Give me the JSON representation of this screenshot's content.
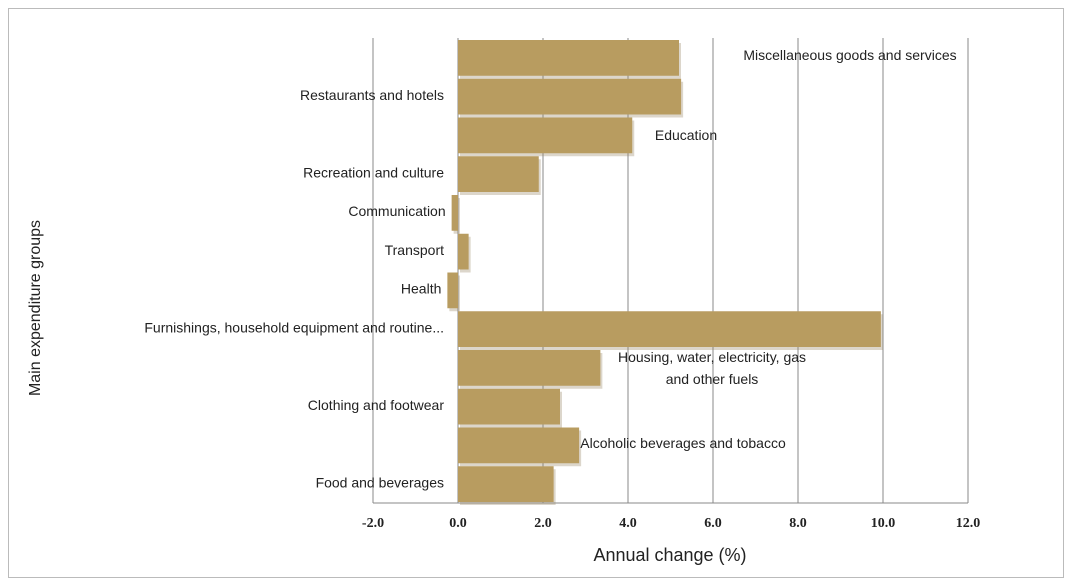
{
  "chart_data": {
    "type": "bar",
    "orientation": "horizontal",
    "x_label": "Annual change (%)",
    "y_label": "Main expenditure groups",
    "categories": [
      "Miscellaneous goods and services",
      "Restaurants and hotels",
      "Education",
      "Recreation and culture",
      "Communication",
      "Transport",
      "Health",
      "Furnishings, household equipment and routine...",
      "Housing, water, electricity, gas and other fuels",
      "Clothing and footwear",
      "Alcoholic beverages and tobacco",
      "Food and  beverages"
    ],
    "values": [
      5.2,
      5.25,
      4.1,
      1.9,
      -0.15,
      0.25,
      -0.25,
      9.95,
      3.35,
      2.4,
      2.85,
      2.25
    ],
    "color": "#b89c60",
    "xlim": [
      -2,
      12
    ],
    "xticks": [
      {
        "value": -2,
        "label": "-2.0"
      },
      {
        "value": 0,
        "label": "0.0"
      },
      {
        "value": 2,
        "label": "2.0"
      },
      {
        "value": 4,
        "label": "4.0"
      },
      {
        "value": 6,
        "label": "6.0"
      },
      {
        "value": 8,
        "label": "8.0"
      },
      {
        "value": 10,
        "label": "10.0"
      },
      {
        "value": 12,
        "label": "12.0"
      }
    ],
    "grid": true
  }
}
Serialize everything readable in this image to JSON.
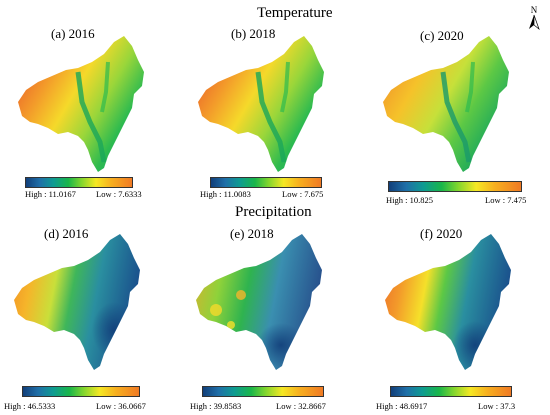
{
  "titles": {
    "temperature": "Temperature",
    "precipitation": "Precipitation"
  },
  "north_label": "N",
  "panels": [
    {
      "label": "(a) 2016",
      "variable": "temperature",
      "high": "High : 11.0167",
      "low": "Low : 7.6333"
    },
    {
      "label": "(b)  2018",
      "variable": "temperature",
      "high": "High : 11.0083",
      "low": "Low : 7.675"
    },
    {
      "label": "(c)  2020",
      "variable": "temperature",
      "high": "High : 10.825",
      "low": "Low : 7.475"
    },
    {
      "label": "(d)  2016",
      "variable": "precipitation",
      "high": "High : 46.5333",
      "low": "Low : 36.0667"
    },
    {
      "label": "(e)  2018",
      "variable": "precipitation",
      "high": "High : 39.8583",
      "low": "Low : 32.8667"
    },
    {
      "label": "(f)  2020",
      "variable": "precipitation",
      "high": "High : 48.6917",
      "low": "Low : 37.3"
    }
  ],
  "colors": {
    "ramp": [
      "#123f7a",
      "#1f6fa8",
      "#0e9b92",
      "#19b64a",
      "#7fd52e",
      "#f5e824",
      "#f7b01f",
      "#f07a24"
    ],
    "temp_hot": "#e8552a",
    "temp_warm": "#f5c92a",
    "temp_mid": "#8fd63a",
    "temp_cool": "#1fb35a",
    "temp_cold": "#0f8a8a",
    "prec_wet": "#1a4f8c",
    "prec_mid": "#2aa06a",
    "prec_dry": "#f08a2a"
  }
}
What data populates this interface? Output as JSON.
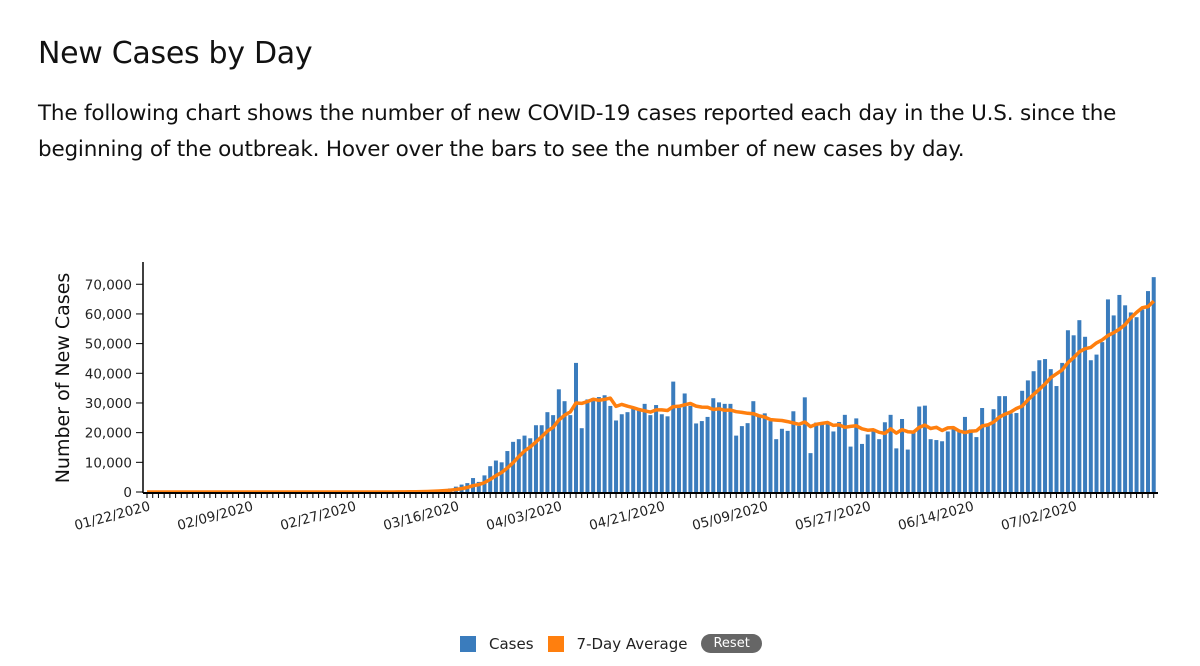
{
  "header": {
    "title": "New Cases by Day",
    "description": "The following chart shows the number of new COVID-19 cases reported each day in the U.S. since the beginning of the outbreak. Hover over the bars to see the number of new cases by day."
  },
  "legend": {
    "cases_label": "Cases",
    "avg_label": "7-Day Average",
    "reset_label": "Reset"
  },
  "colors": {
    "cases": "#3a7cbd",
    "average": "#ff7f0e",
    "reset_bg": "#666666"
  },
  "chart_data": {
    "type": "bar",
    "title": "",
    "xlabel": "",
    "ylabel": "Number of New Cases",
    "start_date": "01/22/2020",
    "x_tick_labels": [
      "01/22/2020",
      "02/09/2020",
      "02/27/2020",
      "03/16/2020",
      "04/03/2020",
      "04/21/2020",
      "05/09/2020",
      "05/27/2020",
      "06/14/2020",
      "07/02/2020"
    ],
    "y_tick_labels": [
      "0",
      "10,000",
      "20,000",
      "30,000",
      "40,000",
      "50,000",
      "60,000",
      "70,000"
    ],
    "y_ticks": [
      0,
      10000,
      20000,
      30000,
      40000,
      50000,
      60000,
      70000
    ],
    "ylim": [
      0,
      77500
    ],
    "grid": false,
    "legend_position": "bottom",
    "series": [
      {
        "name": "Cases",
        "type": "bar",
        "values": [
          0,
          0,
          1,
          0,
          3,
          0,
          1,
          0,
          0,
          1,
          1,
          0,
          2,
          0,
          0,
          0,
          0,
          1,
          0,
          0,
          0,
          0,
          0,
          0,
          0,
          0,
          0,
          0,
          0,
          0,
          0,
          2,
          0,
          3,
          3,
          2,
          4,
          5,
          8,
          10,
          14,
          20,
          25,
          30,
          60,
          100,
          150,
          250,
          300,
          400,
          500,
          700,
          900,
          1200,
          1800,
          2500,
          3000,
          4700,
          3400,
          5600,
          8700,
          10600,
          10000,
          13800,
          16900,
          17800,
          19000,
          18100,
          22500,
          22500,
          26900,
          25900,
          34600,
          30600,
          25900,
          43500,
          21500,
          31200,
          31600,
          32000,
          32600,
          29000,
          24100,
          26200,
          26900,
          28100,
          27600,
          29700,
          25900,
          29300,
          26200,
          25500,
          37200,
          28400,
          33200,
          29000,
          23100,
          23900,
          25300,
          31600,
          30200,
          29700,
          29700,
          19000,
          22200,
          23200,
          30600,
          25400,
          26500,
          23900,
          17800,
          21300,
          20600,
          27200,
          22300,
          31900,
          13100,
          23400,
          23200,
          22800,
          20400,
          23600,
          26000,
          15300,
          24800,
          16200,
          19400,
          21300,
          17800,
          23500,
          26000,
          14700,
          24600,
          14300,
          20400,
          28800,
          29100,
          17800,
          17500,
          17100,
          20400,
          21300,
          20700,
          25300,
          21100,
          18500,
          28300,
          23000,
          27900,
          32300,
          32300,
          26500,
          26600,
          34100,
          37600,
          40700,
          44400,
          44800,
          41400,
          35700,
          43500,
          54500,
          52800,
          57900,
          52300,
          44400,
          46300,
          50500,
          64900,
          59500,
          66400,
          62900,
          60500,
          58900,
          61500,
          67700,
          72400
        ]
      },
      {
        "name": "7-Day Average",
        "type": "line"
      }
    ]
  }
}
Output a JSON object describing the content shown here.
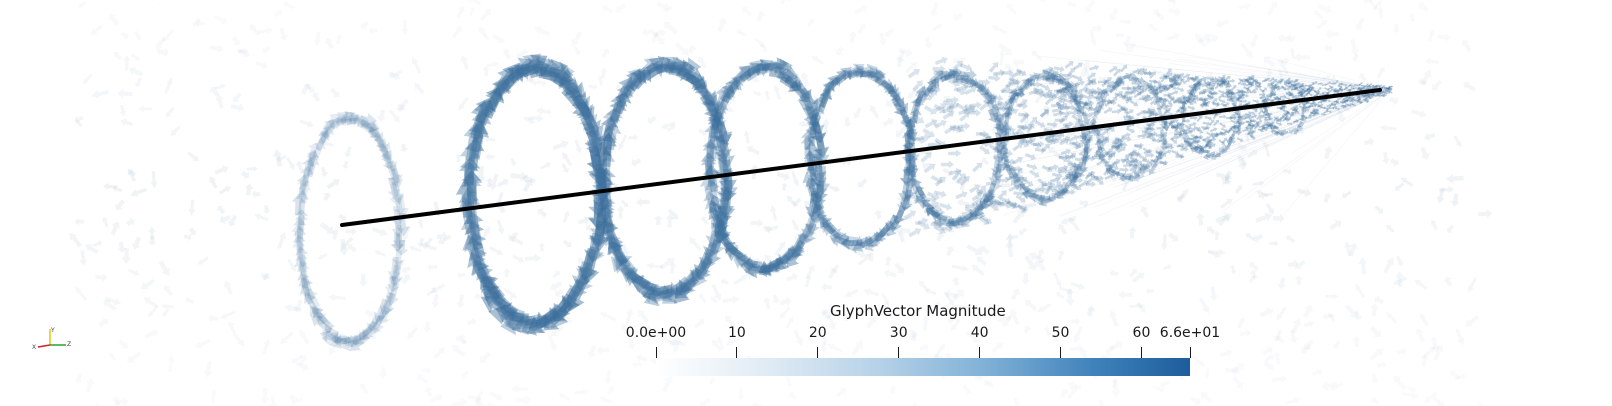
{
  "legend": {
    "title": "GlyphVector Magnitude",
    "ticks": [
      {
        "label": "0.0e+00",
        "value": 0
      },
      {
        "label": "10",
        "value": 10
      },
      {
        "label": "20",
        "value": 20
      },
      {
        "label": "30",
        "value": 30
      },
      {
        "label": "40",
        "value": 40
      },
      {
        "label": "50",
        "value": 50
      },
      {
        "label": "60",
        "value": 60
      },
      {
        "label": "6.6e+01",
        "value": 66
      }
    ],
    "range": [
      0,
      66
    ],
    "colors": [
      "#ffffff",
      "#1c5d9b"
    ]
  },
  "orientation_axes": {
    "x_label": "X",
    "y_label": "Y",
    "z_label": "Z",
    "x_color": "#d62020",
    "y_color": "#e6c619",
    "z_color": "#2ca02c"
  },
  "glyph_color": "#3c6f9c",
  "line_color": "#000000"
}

============================================================

## EXERCISE REQUIREMENTS
Every entry above needs to be retyped exactly; drop the pictures.

## REPLY
Give me the JSON representation of this screenshot's content.
{
  "chart_data": {
    "type": "bar",
    "orientation": "horizontal",
    "x_label": "Annual change (%)",
    "y_label": "Main expenditure groups",
    "categories": [
      "Miscellaneous goods and services",
      "Restaurants and hotels",
      "Education",
      "Recreation and culture",
      "Communication",
      "Transport",
      "Health",
      "Furnishings, household equipment and routine...",
      "Housing, water, electricity, gas and other fuels",
      "Clothing and footwear",
      "Alcoholic beverages and tobacco",
      "Food and  beverages"
    ],
    "values": [
      5.2,
      5.25,
      4.1,
      1.9,
      -0.15,
      0.25,
      -0.25,
      9.95,
      3.35,
      2.4,
      2.85,
      2.25
    ],
    "color": "#b89c60",
    "xlim": [
      -2,
      12
    ],
    "xticks": [
      {
        "value": -2,
        "label": "-2.0"
      },
      {
        "value": 0,
        "label": "0.0"
      },
      {
        "value": 2,
        "label": "2.0"
      },
      {
        "value": 4,
        "label": "4.0"
      },
      {
        "value": 6,
        "label": "6.0"
      },
      {
        "value": 8,
        "label": "8.0"
      },
      {
        "value": 10,
        "label": "10.0"
      },
      {
        "value": 12,
        "label": "12.0"
      }
    ],
    "grid": true
  }
}
Serialize everything readable in this image to JSON.
{
  "titles": {
    "temperature": "Temperature",
    "precipitation": "Precipitation"
  },
  "north_label": "N",
  "panels": [
    {
      "label": "(a) 2016",
      "variable": "temperature",
      "high": "High : 11.0167",
      "low": "Low : 7.6333"
    },
    {
      "label": "(b)  2018",
      "variable": "temperature",
      "high": "High : 11.0083",
      "low": "Low : 7.675"
    },
    {
      "label": "(c)  2020",
      "variable": "temperature",
      "high": "High : 10.825",
      "low": "Low : 7.475"
    },
    {
      "label": "(d)  2016",
      "variable": "precipitation",
      "high": "High : 46.5333",
      "low": "Low : 36.0667"
    },
    {
      "label": "(e)  2018",
      "variable": "precipitation",
      "high": "High : 39.8583",
      "low": "Low : 32.8667"
    },
    {
      "label": "(f)  2020",
      "variable": "precipitation",
      "high": "High : 48.6917",
      "low": "Low : 37.3"
    }
  ],
  "colors": {
    "ramp": [
      "#123f7a",
      "#1f6fa8",
      "#0e9b92",
      "#19b64a",
      "#7fd52e",
      "#f5e824",
      "#f7b01f",
      "#f07a24"
    ],
    "temp_hot": "#e8552a",
    "temp_warm": "#f5c92a",
    "temp_mid": "#8fd63a",
    "temp_cool": "#1fb35a",
    "temp_cold": "#0f8a8a",
    "prec_wet": "#1a4f8c",
    "prec_mid": "#2aa06a",
    "prec_dry": "#f08a2a"
  }
}
What data populates this interface? Output as JSON.
{
  "header": {
    "title": "New Cases by Day",
    "description": "The following chart shows the number of new COVID-19 cases reported each day in the U.S. since the beginning of the outbreak. Hover over the bars to see the number of new cases by day."
  },
  "legend": {
    "cases_label": "Cases",
    "avg_label": "7-Day Average",
    "reset_label": "Reset"
  },
  "colors": {
    "cases": "#3a7cbd",
    "average": "#ff7f0e",
    "reset_bg": "#666666"
  },
  "chart_data": {
    "type": "bar",
    "title": "",
    "xlabel": "",
    "ylabel": "Number of New Cases",
    "start_date": "01/22/2020",
    "x_tick_labels": [
      "01/22/2020",
      "02/09/2020",
      "02/27/2020",
      "03/16/2020",
      "04/03/2020",
      "04/21/2020",
      "05/09/2020",
      "05/27/2020",
      "06/14/2020",
      "07/02/2020"
    ],
    "y_tick_labels": [
      "0",
      "10,000",
      "20,000",
      "30,000",
      "40,000",
      "50,000",
      "60,000",
      "70,000"
    ],
    "y_ticks": [
      0,
      10000,
      20000,
      30000,
      40000,
      50000,
      60000,
      70000
    ],
    "ylim": [
      0,
      77500
    ],
    "grid": false,
    "legend_position": "bottom",
    "series": [
      {
        "name": "Cases",
        "type": "bar",
        "values": [
          0,
          0,
          1,
          0,
          3,
          0,
          1,
          0,
          0,
          1,
          1,
          0,
          2,
          0,
          0,
          0,
          0,
          1,
          0,
          0,
          0,
          0,
          0,
          0,
          0,
          0,
          0,
          0,
          0,
          0,
          0,
          2,
          0,
          3,
          3,
          2,
          4,
          5,
          8,
          10,
          14,
          20,
          25,
          30,
          60,
          100,
          150,
          250,
          300,
          400,
          500,
          700,
          900,
          1200,
          1800,
          2500,
          3000,
          4700,
          3400,
          5600,
          8700,
          10600,
          10000,
          13800,
          16900,
          17800,
          19000,
          18100,
          22500,
          22500,
          26900,
          25900,
          34600,
          30600,
          25900,
          43500,
          21500,
          31200,
          31600,
          32000,
          32600,
          29000,
          24100,
          26200,
          26900,
          28100,
          27600,
          29700,
          25900,
          29300,
          26200,
          25500,
          37200,
          28400,
          33200,
          29000,
          23100,
          23900,
          25300,
          31600,
          30200,
          29700,
          29700,
          19000,
          22200,
          23200,
          30600,
          25400,
          26500,
          23900,
          17800,
          21300,
          20600,
          27200,
          22300,
          31900,
          13100,
          23400,
          23200,
          22800,
          20400,
          23600,
          26000,
          15300,
          24800,
          16200,
          19400,
          21300,
          17800,
          23500,
          26000,
          14700,
          24600,
          14300,
          20400,
          28800,
          29100,
          17800,
          17500,
          17100,
          20400,
          21300,
          20700,
          25300,
          21100,
          18500,
          28300,
          23000,
          27900,
          32300,
          32300,
          26500,
          26600,
          34100,
          37600,
          40700,
          44400,
          44800,
          41400,
          35700,
          43500,
          54500,
          52800,
          57900,
          52300,
          44400,
          46300,
          50500,
          64900,
          59500,
          66400,
          62900,
          60500,
          58900,
          61500,
          67700,
          72400
        ]
      },
      {
        "name": "7-Day Average",
        "type": "line"
      }
    ]
  }
}
Output a JSON object describing the content shown here.
{
  "legend": {
    "title": "GlyphVector Magnitude",
    "ticks": [
      {
        "label": "0.0e+00",
        "value": 0
      },
      {
        "label": "10",
        "value": 10
      },
      {
        "label": "20",
        "value": 20
      },
      {
        "label": "30",
        "value": 30
      },
      {
        "label": "40",
        "value": 40
      },
      {
        "label": "50",
        "value": 50
      },
      {
        "label": "60",
        "value": 60
      },
      {
        "label": "6.6e+01",
        "value": 66
      }
    ],
    "range": [
      0,
      66
    ],
    "colors": [
      "#ffffff",
      "#1c5d9b"
    ]
  },
  "orientation_axes": {
    "x_label": "X",
    "y_label": "Y",
    "z_label": "Z",
    "x_color": "#d62020",
    "y_color": "#e6c619",
    "z_color": "#2ca02c"
  },
  "glyph_color": "#3c6f9c",
  "line_color": "#000000"
}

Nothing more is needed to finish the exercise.